* **Instructions for the task**
Return every record exactly as written.

Entries from a dataset
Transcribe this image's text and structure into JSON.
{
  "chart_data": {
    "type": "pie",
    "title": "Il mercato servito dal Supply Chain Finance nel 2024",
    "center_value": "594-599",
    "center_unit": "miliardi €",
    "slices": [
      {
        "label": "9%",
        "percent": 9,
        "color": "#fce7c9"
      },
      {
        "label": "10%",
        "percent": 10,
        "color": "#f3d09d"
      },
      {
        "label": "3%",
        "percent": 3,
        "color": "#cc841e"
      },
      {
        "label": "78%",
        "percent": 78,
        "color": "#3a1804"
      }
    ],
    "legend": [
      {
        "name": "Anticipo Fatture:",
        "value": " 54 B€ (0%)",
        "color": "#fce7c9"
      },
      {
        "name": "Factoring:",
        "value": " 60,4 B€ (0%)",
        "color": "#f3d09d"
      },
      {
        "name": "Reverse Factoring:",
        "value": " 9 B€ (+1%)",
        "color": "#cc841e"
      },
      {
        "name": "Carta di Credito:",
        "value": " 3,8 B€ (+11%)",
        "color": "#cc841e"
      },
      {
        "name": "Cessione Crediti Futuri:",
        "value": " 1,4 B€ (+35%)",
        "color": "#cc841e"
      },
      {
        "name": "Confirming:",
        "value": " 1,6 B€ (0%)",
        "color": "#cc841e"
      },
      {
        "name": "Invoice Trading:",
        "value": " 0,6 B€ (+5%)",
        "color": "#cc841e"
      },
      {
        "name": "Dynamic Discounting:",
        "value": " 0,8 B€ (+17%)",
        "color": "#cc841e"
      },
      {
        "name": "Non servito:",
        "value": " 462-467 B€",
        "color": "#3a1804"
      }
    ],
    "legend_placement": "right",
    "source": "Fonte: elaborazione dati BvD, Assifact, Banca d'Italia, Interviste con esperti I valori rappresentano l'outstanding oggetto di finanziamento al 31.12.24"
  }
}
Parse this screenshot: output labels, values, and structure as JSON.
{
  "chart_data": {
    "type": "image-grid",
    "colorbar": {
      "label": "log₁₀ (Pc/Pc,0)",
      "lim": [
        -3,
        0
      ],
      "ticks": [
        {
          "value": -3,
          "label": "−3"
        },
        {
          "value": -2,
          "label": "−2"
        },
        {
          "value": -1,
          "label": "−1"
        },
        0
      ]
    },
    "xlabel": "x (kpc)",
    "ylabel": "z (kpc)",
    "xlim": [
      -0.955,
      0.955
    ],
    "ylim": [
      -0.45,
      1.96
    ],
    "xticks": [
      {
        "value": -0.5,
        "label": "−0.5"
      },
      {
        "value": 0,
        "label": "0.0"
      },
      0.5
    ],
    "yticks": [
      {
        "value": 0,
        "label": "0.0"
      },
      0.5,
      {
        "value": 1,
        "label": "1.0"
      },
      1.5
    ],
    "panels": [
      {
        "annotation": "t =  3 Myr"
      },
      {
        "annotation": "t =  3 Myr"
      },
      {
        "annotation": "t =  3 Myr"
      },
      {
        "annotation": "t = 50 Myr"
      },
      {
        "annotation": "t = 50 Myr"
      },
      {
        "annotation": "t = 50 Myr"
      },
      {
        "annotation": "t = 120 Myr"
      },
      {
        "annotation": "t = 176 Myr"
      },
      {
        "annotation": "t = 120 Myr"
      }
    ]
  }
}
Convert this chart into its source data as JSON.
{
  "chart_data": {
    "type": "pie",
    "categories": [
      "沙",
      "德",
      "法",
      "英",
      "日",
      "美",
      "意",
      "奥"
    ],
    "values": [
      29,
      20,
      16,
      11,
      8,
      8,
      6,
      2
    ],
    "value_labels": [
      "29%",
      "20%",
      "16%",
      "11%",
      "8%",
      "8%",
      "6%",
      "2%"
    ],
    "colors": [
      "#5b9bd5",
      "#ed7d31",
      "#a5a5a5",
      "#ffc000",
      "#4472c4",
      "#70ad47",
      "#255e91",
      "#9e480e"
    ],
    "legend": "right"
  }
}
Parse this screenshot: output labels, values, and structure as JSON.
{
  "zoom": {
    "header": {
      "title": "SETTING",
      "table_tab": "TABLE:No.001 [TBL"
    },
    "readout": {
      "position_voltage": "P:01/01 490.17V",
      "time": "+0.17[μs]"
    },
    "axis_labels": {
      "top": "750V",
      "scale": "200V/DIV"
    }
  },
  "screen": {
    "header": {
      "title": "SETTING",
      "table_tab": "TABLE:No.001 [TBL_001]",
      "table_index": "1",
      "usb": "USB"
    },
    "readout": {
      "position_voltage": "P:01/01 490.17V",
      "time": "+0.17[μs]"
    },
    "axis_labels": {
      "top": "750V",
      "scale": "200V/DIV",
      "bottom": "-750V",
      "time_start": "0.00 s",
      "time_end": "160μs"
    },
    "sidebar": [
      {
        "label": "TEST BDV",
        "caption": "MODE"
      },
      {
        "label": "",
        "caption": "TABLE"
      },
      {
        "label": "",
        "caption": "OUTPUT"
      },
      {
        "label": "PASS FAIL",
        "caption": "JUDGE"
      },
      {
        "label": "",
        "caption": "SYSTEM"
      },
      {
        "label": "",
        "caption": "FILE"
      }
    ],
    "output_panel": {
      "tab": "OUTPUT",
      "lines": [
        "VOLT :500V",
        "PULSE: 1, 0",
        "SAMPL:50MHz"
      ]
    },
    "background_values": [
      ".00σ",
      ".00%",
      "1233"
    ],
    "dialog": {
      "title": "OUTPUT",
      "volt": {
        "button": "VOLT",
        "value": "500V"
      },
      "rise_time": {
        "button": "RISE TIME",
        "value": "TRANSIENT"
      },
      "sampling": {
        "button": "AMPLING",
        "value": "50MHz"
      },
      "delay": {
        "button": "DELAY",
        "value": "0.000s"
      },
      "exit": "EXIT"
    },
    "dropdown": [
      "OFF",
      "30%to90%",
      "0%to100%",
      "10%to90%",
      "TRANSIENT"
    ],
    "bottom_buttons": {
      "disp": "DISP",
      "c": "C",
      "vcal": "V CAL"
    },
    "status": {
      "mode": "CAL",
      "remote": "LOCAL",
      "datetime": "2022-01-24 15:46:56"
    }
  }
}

* **Problem solution**
Transcribe this image's text and structure into JSON.
{
  "chart_data": {
    "type": "pie",
    "title": "Il mercato servito dal Supply Chain Finance nel 2024",
    "center_value": "594-599",
    "center_unit": "miliardi €",
    "slices": [
      {
        "label": "9%",
        "percent": 9,
        "color": "#fce7c9"
      },
      {
        "label": "10%",
        "percent": 10,
        "color": "#f3d09d"
      },
      {
        "label": "3%",
        "percent": 3,
        "color": "#cc841e"
      },
      {
        "label": "78%",
        "percent": 78,
        "color": "#3a1804"
      }
    ],
    "legend": [
      {
        "name": "Anticipo Fatture:",
        "value": " 54 B€ (0%)",
        "color": "#fce7c9"
      },
      {
        "name": "Factoring:",
        "value": " 60,4 B€ (0%)",
        "color": "#f3d09d"
      },
      {
        "name": "Reverse Factoring:",
        "value": " 9 B€ (+1%)",
        "color": "#cc841e"
      },
      {
        "name": "Carta di Credito:",
        "value": " 3,8 B€ (+11%)",
        "color": "#cc841e"
      },
      {
        "name": "Cessione Crediti Futuri:",
        "value": " 1,4 B€ (+35%)",
        "color": "#cc841e"
      },
      {
        "name": "Confirming:",
        "value": " 1,6 B€ (0%)",
        "color": "#cc841e"
      },
      {
        "name": "Invoice Trading:",
        "value": " 0,6 B€ (+5%)",
        "color": "#cc841e"
      },
      {
        "name": "Dynamic Discounting:",
        "value": " 0,8 B€ (+17%)",
        "color": "#cc841e"
      },
      {
        "name": "Non servito:",
        "value": " 462-467 B€",
        "color": "#3a1804"
      }
    ],
    "legend_placement": "right",
    "source": "Fonte: elaborazione dati BvD, Assifact, Banca d'Italia, Interviste con esperti I valori rappresentano l'outstanding oggetto di finanziamento al 31.12.24"
  }
}
Parse this screenshot: output labels, values, and structure as JSON.
{
  "chart_data": {
    "type": "image-grid",
    "colorbar": {
      "label": "log₁₀ (Pc/Pc,0)",
      "lim": [
        -3,
        0
      ],
      "ticks": [
        {
          "value": -3,
          "label": "−3"
        },
        {
          "value": -2,
          "label": "−2"
        },
        {
          "value": -1,
          "label": "−1"
        },
        0
      ]
    },
    "xlabel": "x (kpc)",
    "ylabel": "z (kpc)",
    "xlim": [
      -0.955,
      0.955
    ],
    "ylim": [
      -0.45,
      1.96
    ],
    "xticks": [
      {
        "value": -0.5,
        "label": "−0.5"
      },
      {
        "value": 0,
        "label": "0.0"
      },
      0.5
    ],
    "yticks": [
      {
        "value": 0,
        "label": "0.0"
      },
      0.5,
      {
        "value": 1,
        "label": "1.0"
      },
      1.5
    ],
    "panels": [
      {
        "annotation": "t =  3 Myr"
      },
      {
        "annotation": "t =  3 Myr"
      },
      {
        "annotation": "t =  3 Myr"
      },
      {
        "annotation": "t = 50 Myr"
      },
      {
        "annotation": "t = 50 Myr"
      },
      {
        "annotation": "t = 50 Myr"
      },
      {
        "annotation": "t = 120 Myr"
      },
      {
        "annotation": "t = 176 Myr"
      },
      {
        "annotation": "t = 120 Myr"
      }
    ]
  }
}
Convert this chart into its source data as JSON.
{
  "chart_data": {
    "type": "pie",
    "categories": [
      "沙",
      "德",
      "法",
      "英",
      "日",
      "美",
      "意",
      "奥"
    ],
    "values": [
      29,
      20,
      16,
      11,
      8,
      8,
      6,
      2
    ],
    "value_labels": [
      "29%",
      "20%",
      "16%",
      "11%",
      "8%",
      "8%",
      "6%",
      "2%"
    ],
    "colors": [
      "#5b9bd5",
      "#ed7d31",
      "#a5a5a5",
      "#ffc000",
      "#4472c4",
      "#70ad47",
      "#255e91",
      "#9e480e"
    ],
    "legend": "right"
  }
}
Parse this screenshot: output labels, values, and structure as JSON.
{
  "zoom": {
    "header": {
      "title": "SETTING",
      "table_tab": "TABLE:No.001 [TBL"
    },
    "readout": {
      "position_voltage": "P:01/01 490.17V",
      "time": "+0.17[μs]"
    },
    "axis_labels": {
      "top": "750V",
      "scale": "200V/DIV"
    }
  },
  "screen": {
    "header": {
      "title": "SETTING",
      "table_tab": "TABLE:No.001 [TBL_001]",
      "table_index": "1",
      "usb": "USB"
    },
    "readout": {
      "position_voltage": "P:01/01 490.17V",
      "time": "+0.17[μs]"
    },
    "axis_labels": {
      "top": "750V",
      "scale": "200V/DIV",
      "bottom": "-750V",
      "time_start": "0.00 s",
      "time_end": "160μs"
    },
    "sidebar": [
      {
        "label": "TEST BDV",
        "caption": "MODE"
      },
      {
        "label": "",
        "caption": "TABLE"
      },
      {
        "label": "",
        "caption": "OUTPUT"
      },
      {
        "label": "PASS FAIL",
        "caption": "JUDGE"
      },
      {
        "label": "",
        "caption": "SYSTEM"
      },
      {
        "label": "",
        "caption": "FILE"
      }
    ],
    "output_panel": {
      "tab": "OUTPUT",
      "lines": [
        "VOLT :500V",
        "PULSE: 1, 0",
        "SAMPL:50MHz"
      ]
    },
    "background_values": [
      ".00σ",
      ".00%",
      "1233"
    ],
    "dialog": {
      "title": "OUTPUT",
      "volt": {
        "button": "VOLT",
        "value": "500V"
      },
      "rise_time": {
        "button": "RISE TIME",
        "value": "TRANSIENT"
      },
      "sampling": {
        "button": "AMPLING",
        "value": "50MHz"
      },
      "delay": {
        "button": "DELAY",
        "value": "0.000s"
      },
      "exit": "EXIT"
    },
    "dropdown": [
      "OFF",
      "30%to90%",
      "0%to100%",
      "10%to90%",
      "TRANSIENT"
    ],
    "bottom_buttons": {
      "disp": "DISP",
      "c": "C",
      "vcal": "V CAL"
    },
    "status": {
      "mode": "CAL",
      "remote": "LOCAL",
      "datetime": "2022-01-24 15:46:56"
    }
  }
}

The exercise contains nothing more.